-- START OF Task data --

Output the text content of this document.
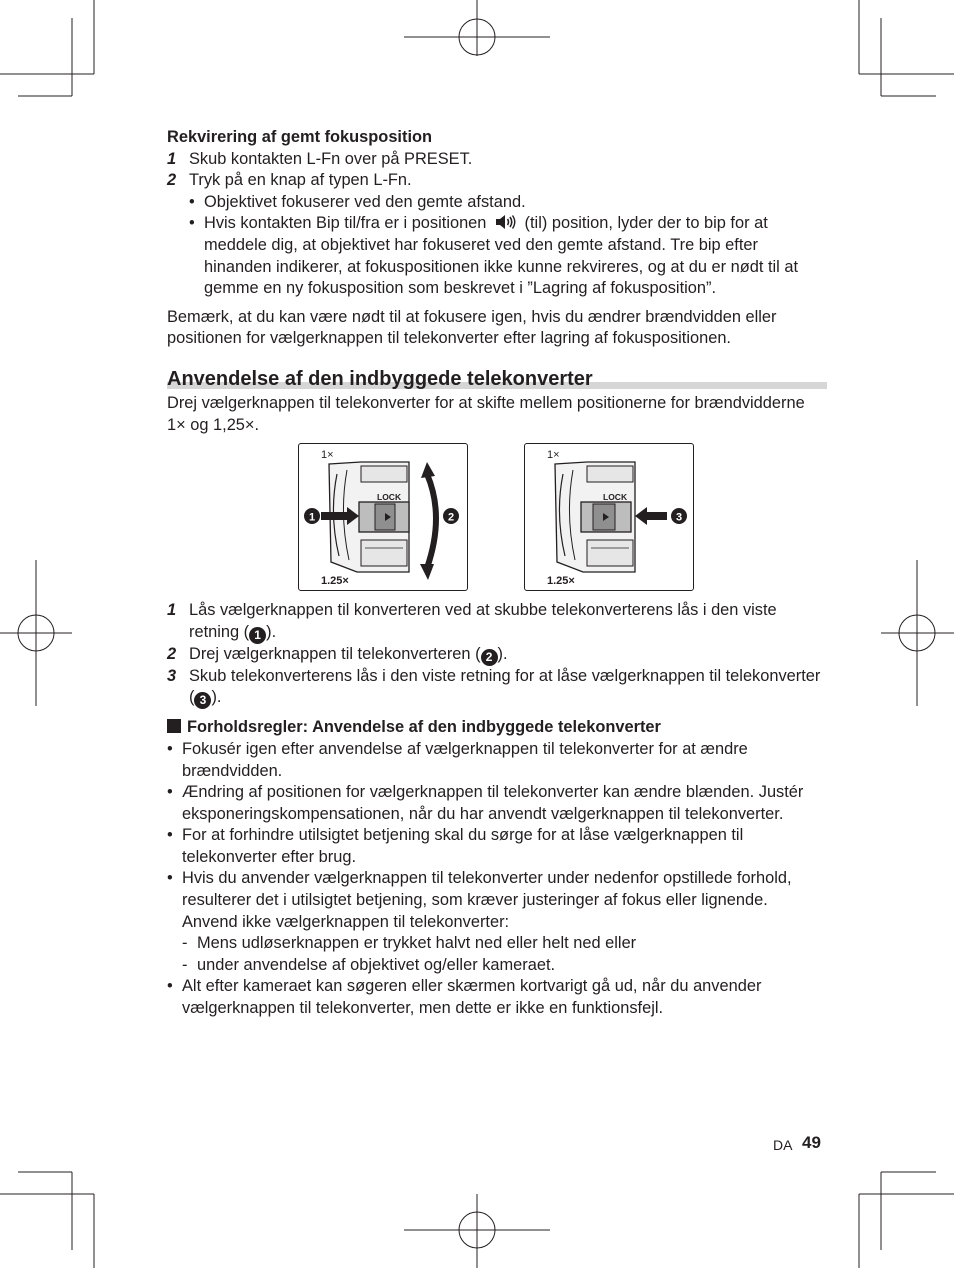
Rekvirering af gemt fokusposition
1 Skub kontakten L-Fn over på PRESET.
2 Tryk på en knap af typen L-Fn.
• Objektivet fokuserer ved den gemte afstand.
• Hvis kontakten Bip til/fra er i positionen (til) position, lyder der to bip for at meddele dig, at objektivet har fokuseret ved den gemte afstand. Tre bip efter hinanden indikerer, at fokuspositionen ikke kunne rekvireres, og at du er nødt til at gemme en ny fokusposition som beskrevet i ”Lagring af fokusposition”.
Bemærk, at du kan være nødt til at fokusere igen, hvis du ændrer brændvidden eller positionen for vælgerknappen til telekonverter efter lagring af fokuspositionen.
Anvendelse af den indbyggede telekonverter
Drej vælgerknappen til telekonverter for at skifte mellem positionerne for brændvidderne 1× og 1,25×.
1×
1.25×
LOCK
1	2
1×
1.25×
LOCK
3
1 Lås vælgerknappen til konverteren ved at skubbe telekonverterens lås i den viste retning ( 1 ).
2 Drej vælgerknappen til telekonverteren ( 2 ).
3 Skub telekonverterens lås i den viste retning for at låse vælgerknappen til telekonverter ( 3 ).
Forholdsregler: Anvendelse af den indbyggede telekonverter
• Fokusér igen efter anvendelse af vælgerknappen til telekonverter for at ændre brændvidden.
• Ændring af positionen for vælgerknappen til telekonverter kan ændre blænden. Justér eksponeringskompensationen, når du har anvendt vælgerknappen til telekonverter.
• For at forhindre utilsigtet betjening skal du sørge for at låse vælgerknappen til telekonverter efter brug.
• Hvis du anvender vælgerknappen til telekonverter under nedenfor opstillede forhold, resulterer det i utilsigtet betjening, som kræver justeringer af fokus eller lignende. Anvend ikke vælgerknappen til telekonverter:
- Mens udløserknappen er trykket halvt ned eller helt ned eller
- under anvendelse af objektivet og/eller kameraet.
• Alt efter kameraet kan søgeren eller skærmen kortvarigt gå ud, når du anvender vælgerknappen til telekonverter, men dette er ikke en funktionsfejl.
DA 49
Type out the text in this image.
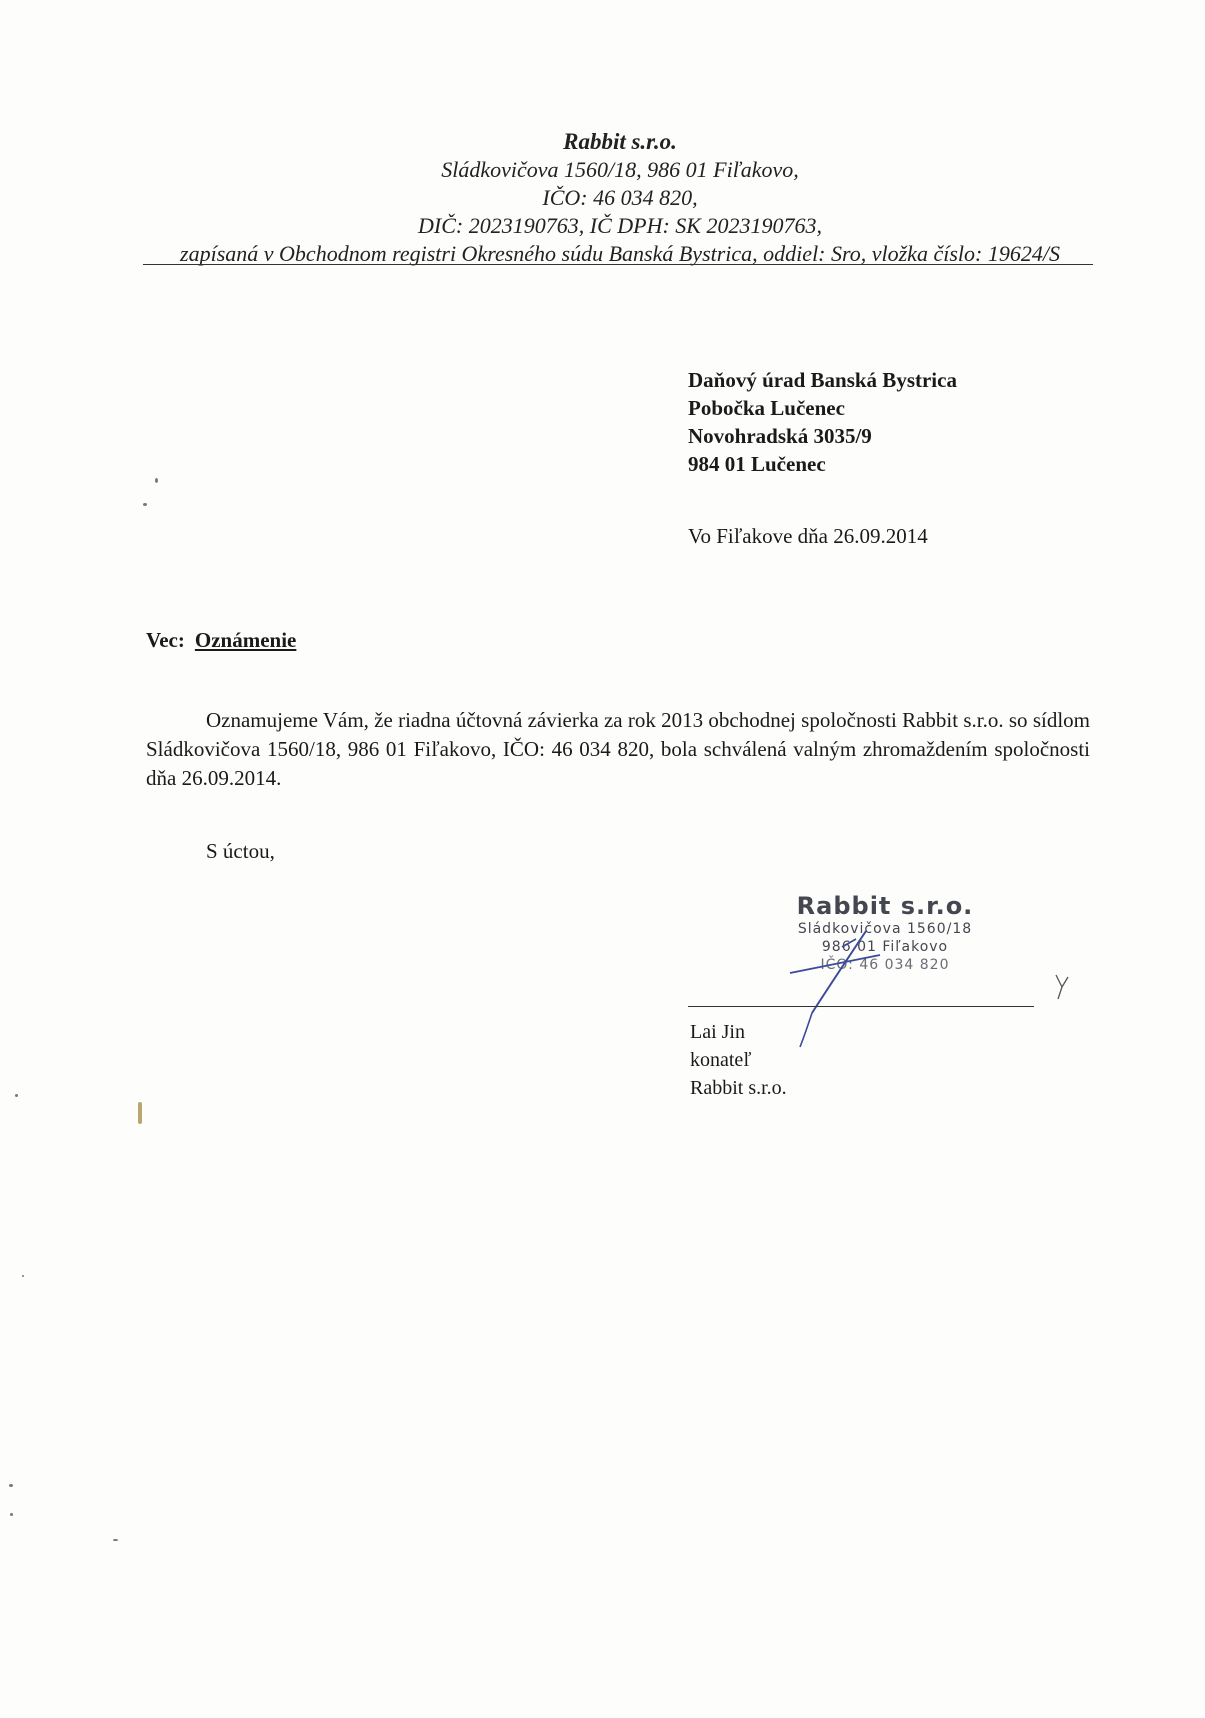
Rabbit s.r.o.
Sládkovičova 1560/18, 986 01 Fiľakovo,
IČO: 46 034 820,
DIČ: 2023190763, IČ DPH: SK 2023190763,
zapísaná v Obchodnom registri Okresného súdu Banská Bystrica, oddiel: Sro, vložka číslo: 19624/S
Daňový úrad Banská Bystrica
Pobočka Lučenec
Novohradská 3035/9
984 01 Lučenec
Vo Fiľakove dňa 26.09.2014
Vec: Oznámenie
Oznamujeme Vám, že riadna účtovná závierka za rok 2013 obchodnej spoločnosti Rabbit s.r.o. so sídlom Sládkovičova 1560/18, 986 01 Fiľakovo, IČO: 46 034 820, bola schválená valným zhromaždením spoločnosti dňa 26.09.2014.
S úctou,
Rabbit s.r.o.
Sládkovičova 1560/18
986 01 Fiľakovo
IČO: 46 034 820
Lai Jin
konateľ
Rabbit s.r.o.
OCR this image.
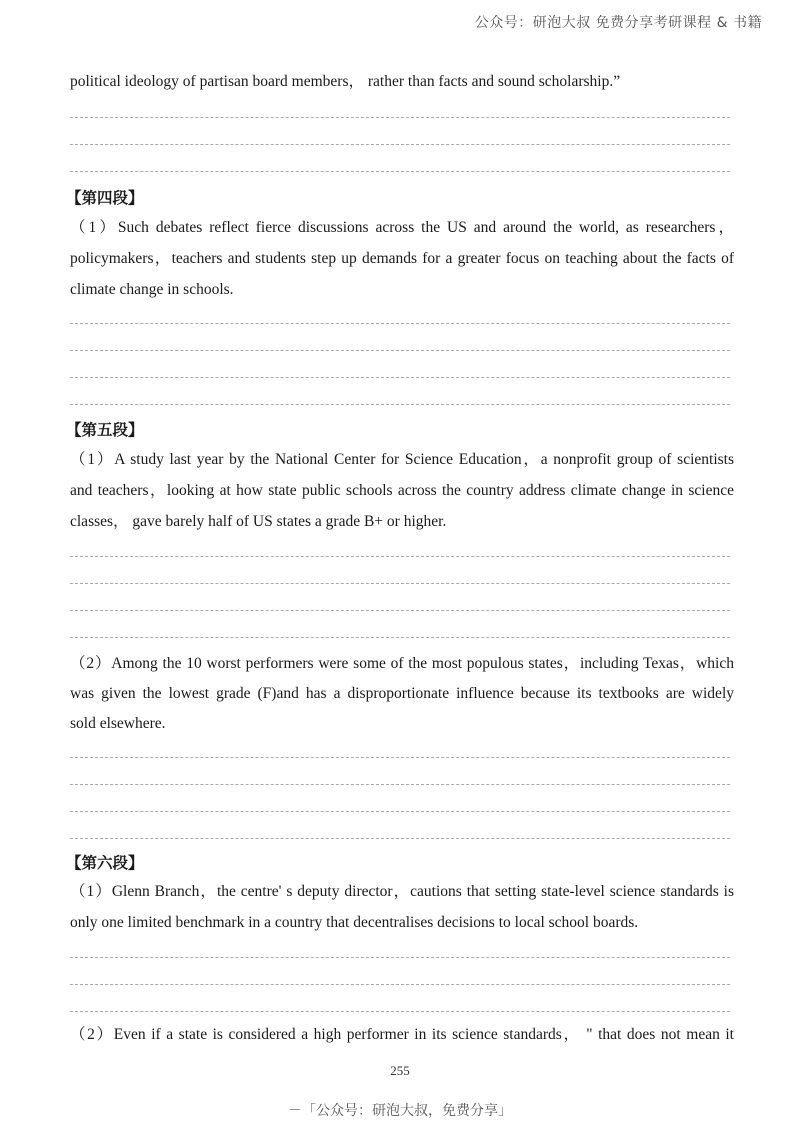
公众号：研泡大叔 免费分享考研课程 & 书籍
political ideology of partisan board members， rather than facts and sound scholarship.”
【第四段】
（1）Such debates reflect fierce discussions across the US and around the world, as researchers，
policymakers，teachers and students step up demands for a greater focus on teaching about the facts of
climate change in schools.
【第五段】
（1）A study last year by the National Center for Science Education，a nonprofit group of scientists
and teachers，looking at how state public schools across the country address climate change in science
classes， gave barely half of US states a grade B+ or higher.
（2）Among the 10 worst performers were some of the most populous states，including Texas，which
was given the lowest grade (F)and has a disproportionate influence because its textbooks are widely
sold elsewhere.
【第六段】
（1）Glenn Branch，the centre' s deputy director，cautions that setting state-level science standards is
only one limited benchmark in a country that decentralises decisions to local school boards.
（2）Even if a state is considered a high performer in its science standards， " that does not mean it
255
－「公众号：研泡大叔，免费分享」
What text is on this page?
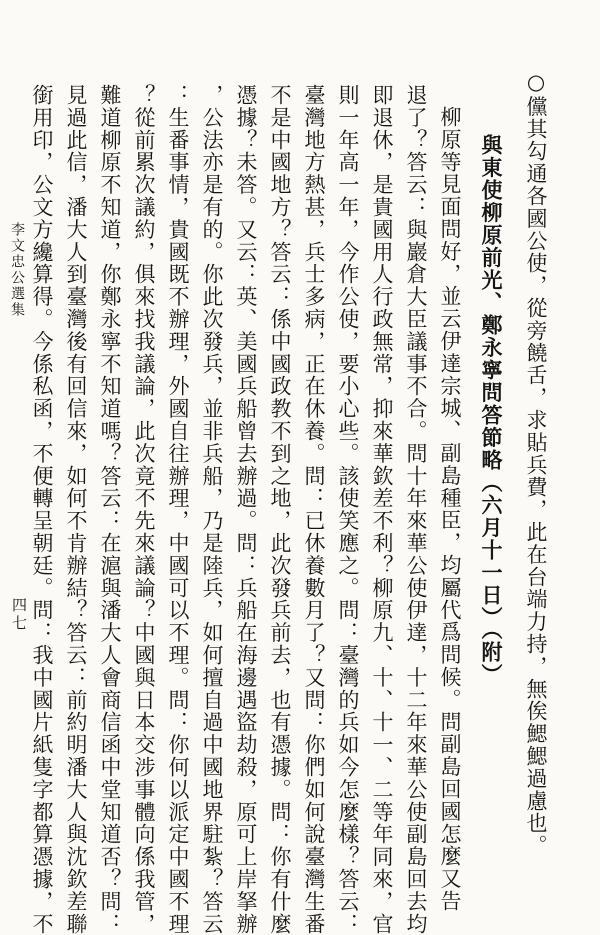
○儻其勾通各國公使，從旁饒舌，求貼兵費，此在台端力持，無俟鰓鰓過慮也。
與東使柳原前光、鄭永寧問答節略（六月十一日）（附）
柳原等見面問好，並云伊達宗城、副島種臣，均屬代爲問候。問副島回國怎麼又告
退了？答云：與巖倉大臣議事不合。問十年來華公使伊達，十二年來華公使副島回去均
即退休，是貴國用人行政無常，抑來華欽差不利？柳原九、十、十一、二等年同來，官
則一年高一年，今作公使，要小心些。該使笑應之。問：臺灣的兵如今怎麼樣？答云：
臺灣地方熱甚，兵士多病，正在休養。問：已休養數月了？又問：你們如何說臺灣生番
不是中國地方？答云：係中國政教不到之地，此次發兵前去，也有憑據。問：你有什麼
憑據？未答。又云：英、美國兵船曾去辦過。問：兵船在海邊遇盜劫殺，原可上岸拏辦
，公法亦是有的。你此次發兵，並非兵船，乃是陸兵，如何擅自過中國地界駐紮？答云
：生番事情，貴國既不辦理，外國自往辦理，中國可以不理。問：你何以派定中國不理
？從前累次議約，俱來找我議論，此次竟不先來議論？中國與日本交涉事體向係我管，
難道柳原不知道，你鄭永寧不知道嗎？答云：在滬與潘大人會商信函中堂知道否？問：
見過此信，潘大人到臺灣後有回信來，如何不肯辦結？答云：前約明潘大人與沈欽差聯
銜用印，公文方纔算得。今係私函，不便轉呈朝廷。問：我中國片紙隻字都算憑據，不
李文忠公選集
四七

-- END OF Task data --

• [Exercise instructions]
Where a line in the material contains "afstand", copy that line.

• [Result of this task]
• Objektivet fokuserer ved den gemte afstand.
• Hvis kontakten Bip til/fra er i positionen (til) position, lyder der to bip for at meddele dig, at objektivet har fokuseret ved den gemte afstand. Tre bip efter hinanden indikerer, at fokuspositionen ikke kunne rekvireres, og at du er nødt til at gemme en ny fokusposition som beskrevet i ”Lagring af fokusposition”.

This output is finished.